§ **WHAT YOU WILL DO**
Give the listing again character for character, but drop the images.

-=-=-=-=-

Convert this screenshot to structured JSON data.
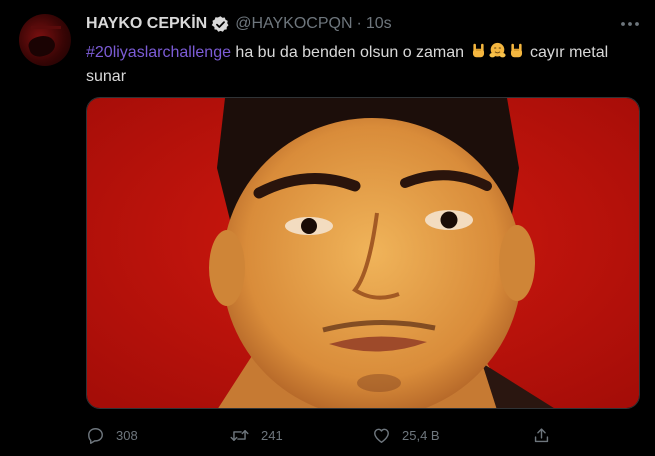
{
  "tweet": {
    "author_name": "HAYKO CEPKİN",
    "handle": "@HAYKOCPQN",
    "separator": "·",
    "time": "10s",
    "hashtag": "#20liyaslarchallenge",
    "text_main": " ha bu da benden olsun o zaman ",
    "text_tail": " cayır metal sunar",
    "emojis": [
      "sign-of-the-horns-icon",
      "hugging-face-icon",
      "sign-of-the-horns-icon"
    ]
  },
  "actions": {
    "reply_count": "308",
    "retweet_count": "241",
    "like_count": "25,4 B"
  },
  "colors": {
    "background": "#000000",
    "text": "#d9d9d9",
    "muted": "#6e767d",
    "hashtag": "#7c5cd6",
    "verified": "#d9d9d9",
    "photo_background": "#c4140e"
  }
}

-=-=-=-=-

§ **FULL SOLUTION**
Convert this screenshot to structured JSON data.
{
  "tweet": {
    "author_name": "HAYKO CEPKİN",
    "handle": "@HAYKOCPQN",
    "separator": "·",
    "time": "10s",
    "hashtag": "#20liyaslarchallenge",
    "text_main": " ha bu da benden olsun o zaman ",
    "text_tail": " cayır metal sunar",
    "emojis": [
      "sign-of-the-horns-icon",
      "hugging-face-icon",
      "sign-of-the-horns-icon"
    ]
  },
  "actions": {
    "reply_count": "308",
    "retweet_count": "241",
    "like_count": "25,4 B"
  },
  "colors": {
    "background": "#000000",
    "text": "#d9d9d9",
    "muted": "#6e767d",
    "hashtag": "#7c5cd6",
    "verified": "#d9d9d9",
    "photo_background": "#c4140e"
  }
}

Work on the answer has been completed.